• [Records for the exercise]
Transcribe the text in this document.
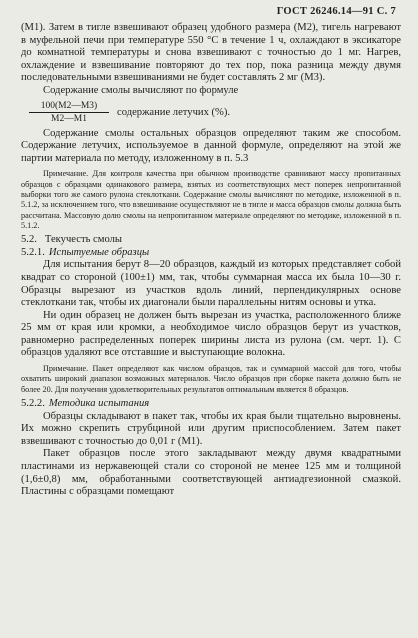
ГОСТ 26246.14—91 С. 7

(M1). Затем в тигле взвешивают образец удобного размера (M2), тигель нагревают в муфельной печи при температуре 550 °С в течение 1 ч, охлаждают в эксикаторе до комнатной температуры и снова взвешивают с точностью до 1 мг. Нагрев, охлаждение и взвешивание повторяют до тех пор, пока разница между двумя последовательными взвешиваниями не будет составлять 2 мг (M3).

Содержание смолы вычисляют по формуле

$\frac{100(M2—M3)}{M2—M1}$ содержание летучих (%).

Содержание смолы остальных образцов определяют таким же способом. Содержание летучих, используемое в данной формуле, определяют на этой же партии материала по методу, изложенному в п. 5.3

Примечание. Для контроля качества при обычном производстве сравнивают массу пропитанных образцов с образцами одинакового размера, взятых из соответствующих мест поперек непропитанной выборки того же самого рулона стеклоткани. Содержание смолы вычисляют по методике, изложенной в п. 5.1.2, за исключением того, что взвешивание осуществляют не в тигле и масса образцов смолы должна быть рассчитана. Массовую долю смолы на непропитанном материале определяют по методике, изложенной в п. 5.1.2.

5.2. Текучесть смолы
5.2.1. Испытуемые образцы

Для испытания берут 8—20 образцов, каждый из которых представляет собой квадрат со стороной (100±1) мм, так, чтобы суммарная масса их была 10—30 г. Образцы вырезают из участков вдоль линий, перпендикулярных основе стеклоткани так, чтобы их диагонали были параллельны нитям основы и утка.

Ни один образец не должен быть вырезан из участка, расположенного ближе 25 мм от края или кромки, а необходимое число образцов берут из участков, равномерно распределенных поперек ширины листа из рулона (см. черт. 1). С образцов удаляют все отставшие и выступающие волокна.

Примечание. Пакет определяют как числом образцов, так и суммарной массой для того, чтобы охватить широкий диапазон возможных материалов. Число образцов при сборке пакета должно быть не более 20. Для получения удовлетворительных результатов оптимальным является 8 образцов.

5.2.2. Методика испытания

Образцы складывают в пакет так, чтобы их края были тщательно выровнены. Их можно скрепить струбциной или другим приспособлением. Затем пакет взвешивают с точностью до 0,01 г (M1).

Пакет образцов после этого закладывают между двумя квадратными пластинами из нержавеющей стали со стороной не менее 125 мм и толщиной (1,6±0,8) мм, обработанными соответствующей антиадгезионной смазкой. Пластины с образцами помещают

• [Job] Copy the records exactly as they appear, excluding images.

• [Output for this exercise]
Transcribe the text in this document.
ГОСТ 26246.14—91 С. 7

(M1). Затем в тигле взвешивают образец удобного размера (M2), тигель нагревают в муфельной печи при температуре 550 °С в течение 1 ч, охлаждают в эксикаторе до комнатной температуры и снова взвешивают с точностью до 1 мг. Нагрев, охлаждение и взвешивание повторяют до тех пор, пока разница между двумя последовательными взвешиваниями не будет составлять 2 мг (M3).

Содержание смолы вычисляют по формуле

$\frac{100(M2—M3)}{M2—M1}$ содержание летучих (%).

Содержание смолы остальных образцов определяют таким же способом. Содержание летучих, используемое в данной формуле, определяют на этой же партии материала по методу, изложенному в п. 5.3

Примечание. Для контроля качества при обычном производстве сравнивают массу пропитанных образцов с образцами одинакового размера, взятых из соответствующих мест поперек непропитанной выборки того же самого рулона стеклоткани. Содержание смолы вычисляют по методике, изложенной в п. 5.1.2, за исключением того, что взвешивание осуществляют не в тигле и масса образцов смолы должна быть рассчитана. Массовую долю смолы на непропитанном материале определяют по методике, изложенной в п. 5.1.2.

5.2. Текучесть смолы
5.2.1. Испытуемые образцы

Для испытания берут 8—20 образцов, каждый из которых представляет собой квадрат со стороной (100±1) мм, так, чтобы суммарная масса их была 10—30 г. Образцы вырезают из участков вдоль линий, перпендикулярных основе стеклоткани так, чтобы их диагонали были параллельны нитям основы и утка.

Ни один образец не должен быть вырезан из участка, расположенного ближе 25 мм от края или кромки, а необходимое число образцов берут из участков, равномерно распределенных поперек ширины листа из рулона (см. черт. 1). С образцов удаляют все отставшие и выступающие волокна.

Примечание. Пакет определяют как числом образцов, так и суммарной массой для того, чтобы охватить широкий диапазон возможных материалов. Число образцов при сборке пакета должно быть не более 20. Для получения удовлетворительных результатов оптимальным является 8 образцов.

5.2.2. Методика испытания

Образцы складывают в пакет так, чтобы их края были тщательно выровнены. Их можно скрепить струбциной или другим приспособлением. Затем пакет взвешивают с точностью до 0,01 г (M1).

Пакет образцов после этого закладывают между двумя квадратными пластинами из нержавеющей стали со стороной не менее 125 мм и толщиной (1,6±0,8) мм, обработанными соответствующей антиадгезионной смазкой. Пластины с образцами помещают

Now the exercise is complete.